Copy out each line of the material below with no changes.

(Entries taken from a collection)
▼

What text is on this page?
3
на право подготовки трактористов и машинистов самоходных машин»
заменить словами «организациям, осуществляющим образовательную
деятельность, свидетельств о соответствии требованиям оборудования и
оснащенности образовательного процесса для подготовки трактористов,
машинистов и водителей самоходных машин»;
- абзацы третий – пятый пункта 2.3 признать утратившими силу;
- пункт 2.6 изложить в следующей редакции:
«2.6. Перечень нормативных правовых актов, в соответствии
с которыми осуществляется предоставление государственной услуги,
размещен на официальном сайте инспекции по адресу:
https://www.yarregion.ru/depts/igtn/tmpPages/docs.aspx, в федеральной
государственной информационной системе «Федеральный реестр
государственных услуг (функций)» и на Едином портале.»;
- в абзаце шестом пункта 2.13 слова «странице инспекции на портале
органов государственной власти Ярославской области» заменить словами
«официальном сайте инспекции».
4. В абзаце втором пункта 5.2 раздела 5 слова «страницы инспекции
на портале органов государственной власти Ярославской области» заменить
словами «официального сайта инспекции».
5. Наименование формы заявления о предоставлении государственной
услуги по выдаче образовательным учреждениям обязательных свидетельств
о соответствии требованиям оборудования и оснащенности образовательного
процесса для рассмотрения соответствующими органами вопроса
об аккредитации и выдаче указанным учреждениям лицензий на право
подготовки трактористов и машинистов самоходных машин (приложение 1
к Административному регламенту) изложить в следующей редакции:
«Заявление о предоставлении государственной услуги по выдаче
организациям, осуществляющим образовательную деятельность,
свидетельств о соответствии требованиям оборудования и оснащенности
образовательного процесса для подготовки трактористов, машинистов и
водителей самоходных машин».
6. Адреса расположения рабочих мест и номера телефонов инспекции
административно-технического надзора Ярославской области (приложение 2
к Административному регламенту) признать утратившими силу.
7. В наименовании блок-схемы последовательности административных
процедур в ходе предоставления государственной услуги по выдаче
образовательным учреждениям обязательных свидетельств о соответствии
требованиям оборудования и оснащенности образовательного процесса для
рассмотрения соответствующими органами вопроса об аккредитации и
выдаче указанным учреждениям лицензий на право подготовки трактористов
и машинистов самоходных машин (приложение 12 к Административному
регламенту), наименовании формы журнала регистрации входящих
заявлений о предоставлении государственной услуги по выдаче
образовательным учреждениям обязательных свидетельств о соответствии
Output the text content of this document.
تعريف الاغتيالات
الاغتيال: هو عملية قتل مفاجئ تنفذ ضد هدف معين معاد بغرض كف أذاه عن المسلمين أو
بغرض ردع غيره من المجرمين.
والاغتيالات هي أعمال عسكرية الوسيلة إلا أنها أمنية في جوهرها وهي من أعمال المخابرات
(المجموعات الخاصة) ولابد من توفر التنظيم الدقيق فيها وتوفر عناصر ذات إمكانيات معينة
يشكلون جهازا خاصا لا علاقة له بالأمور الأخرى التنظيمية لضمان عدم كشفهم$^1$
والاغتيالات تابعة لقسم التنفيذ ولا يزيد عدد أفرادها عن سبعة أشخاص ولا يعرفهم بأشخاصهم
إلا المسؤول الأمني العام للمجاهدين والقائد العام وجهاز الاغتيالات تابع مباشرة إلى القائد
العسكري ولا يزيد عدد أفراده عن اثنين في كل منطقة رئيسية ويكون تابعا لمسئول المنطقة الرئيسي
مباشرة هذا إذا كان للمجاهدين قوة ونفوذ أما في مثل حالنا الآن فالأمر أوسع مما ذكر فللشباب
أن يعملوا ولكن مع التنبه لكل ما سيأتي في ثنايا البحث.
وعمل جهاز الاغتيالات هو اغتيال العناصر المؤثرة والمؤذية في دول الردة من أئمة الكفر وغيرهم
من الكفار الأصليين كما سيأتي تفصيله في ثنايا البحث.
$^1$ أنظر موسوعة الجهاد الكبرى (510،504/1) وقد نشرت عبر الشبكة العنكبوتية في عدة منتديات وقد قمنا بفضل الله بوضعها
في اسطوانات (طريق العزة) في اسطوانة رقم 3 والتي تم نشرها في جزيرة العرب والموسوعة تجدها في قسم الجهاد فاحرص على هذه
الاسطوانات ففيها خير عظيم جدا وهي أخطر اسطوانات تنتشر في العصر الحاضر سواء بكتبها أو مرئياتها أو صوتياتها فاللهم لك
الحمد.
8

▲

# SOLUTION TO THE PROBLEM:
What text is on this page?
3
на право подготовки трактористов и машинистов самоходных машин»
заменить словами «организациям, осуществляющим образовательную
деятельность, свидетельств о соответствии требованиям оборудования и
оснащенности образовательного процесса для подготовки трактористов,
машинистов и водителей самоходных машин»;
- абзацы третий – пятый пункта 2.3 признать утратившими силу;
- пункт 2.6 изложить в следующей редакции:
«2.6. Перечень нормативных правовых актов, в соответствии
с которыми осуществляется предоставление государственной услуги,
размещен на официальном сайте инспекции по адресу:
https://www.yarregion.ru/depts/igtn/tmpPages/docs.aspx, в федеральной
государственной информационной системе «Федеральный реестр
государственных услуг (функций)» и на Едином портале.»;
- в абзаце шестом пункта 2.13 слова «странице инспекции на портале
органов государственной власти Ярославской области» заменить словами
«официальном сайте инспекции».
4. В абзаце втором пункта 5.2 раздела 5 слова «страницы инспекции
на портале органов государственной власти Ярославской области» заменить
словами «официального сайта инспекции».
5. Наименование формы заявления о предоставлении государственной
услуги по выдаче образовательным учреждениям обязательных свидетельств
о соответствии требованиям оборудования и оснащенности образовательного
процесса для рассмотрения соответствующими органами вопроса
об аккредитации и выдаче указанным учреждениям лицензий на право
подготовки трактористов и машинистов самоходных машин (приложение 1
к Административному регламенту) изложить в следующей редакции:
«Заявление о предоставлении государственной услуги по выдаче
организациям, осуществляющим образовательную деятельность,
свидетельств о соответствии требованиям оборудования и оснащенности
образовательного процесса для подготовки трактористов, машинистов и
водителей самоходных машин».
6. Адреса расположения рабочих мест и номера телефонов инспекции
административно-технического надзора Ярославской области (приложение 2
к Административному регламенту) признать утратившими силу.
7. В наименовании блок-схемы последовательности административных
процедур в ходе предоставления государственной услуги по выдаче
образовательным учреждениям обязательных свидетельств о соответствии
требованиям оборудования и оснащенности образовательного процесса для
рассмотрения соответствующими органами вопроса об аккредитации и
выдаче указанным учреждениям лицензий на право подготовки трактористов
и машинистов самоходных машин (приложение 12 к Административному
регламенту), наименовании формы журнала регистрации входящих
заявлений о предоставлении государственной услуги по выдаче
образовательным учреждениям обязательных свидетельств о соответствии
Output the text content of this document.
تعريف الاغتيالات
الاغتيال: هو عملية قتل مفاجئ تنفذ ضد هدف معين معاد بغرض كف أذاه عن المسلمين أو
بغرض ردع غيره من المجرمين.
والاغتيالات هي أعمال عسكرية الوسيلة إلا أنها أمنية في جوهرها وهي من أعمال المخابرات
(المجموعات الخاصة) ولابد من توفر التنظيم الدقيق فيها وتوفر عناصر ذات إمكانيات معينة
يشكلون جهازا خاصا لا علاقة له بالأمور الأخرى التنظيمية لضمان عدم كشفهم$^1$
والاغتيالات تابعة لقسم التنفيذ ولا يزيد عدد أفرادها عن سبعة أشخاص ولا يعرفهم بأشخاصهم
إلا المسؤول الأمني العام للمجاهدين والقائد العام وجهاز الاغتيالات تابع مباشرة إلى القائد
العسكري ولا يزيد عدد أفراده عن اثنين في كل منطقة رئيسية ويكون تابعا لمسئول المنطقة الرئيسي
مباشرة هذا إذا كان للمجاهدين قوة ونفوذ أما في مثل حالنا الآن فالأمر أوسع مما ذكر فللشباب
أن يعملوا ولكن مع التنبه لكل ما سيأتي في ثنايا البحث.
وعمل جهاز الاغتيالات هو اغتيال العناصر المؤثرة والمؤذية في دول الردة من أئمة الكفر وغيرهم
من الكفار الأصليين كما سيأتي تفصيله في ثنايا البحث.
$^1$ أنظر موسوعة الجهاد الكبرى (510،504/1) وقد نشرت عبر الشبكة العنكبوتية في عدة منتديات وقد قمنا بفضل الله بوضعها
في اسطوانات (طريق العزة) في اسطوانة رقم 3 والتي تم نشرها في جزيرة العرب والموسوعة تجدها في قسم الجهاد فاحرص على هذه
الاسطوانات ففيها خير عظيم جدا وهي أخطر اسطوانات تنتشر في العصر الحاضر سواء بكتبها أو مرئياتها أو صوتياتها فاللهم لك
الحمد.
8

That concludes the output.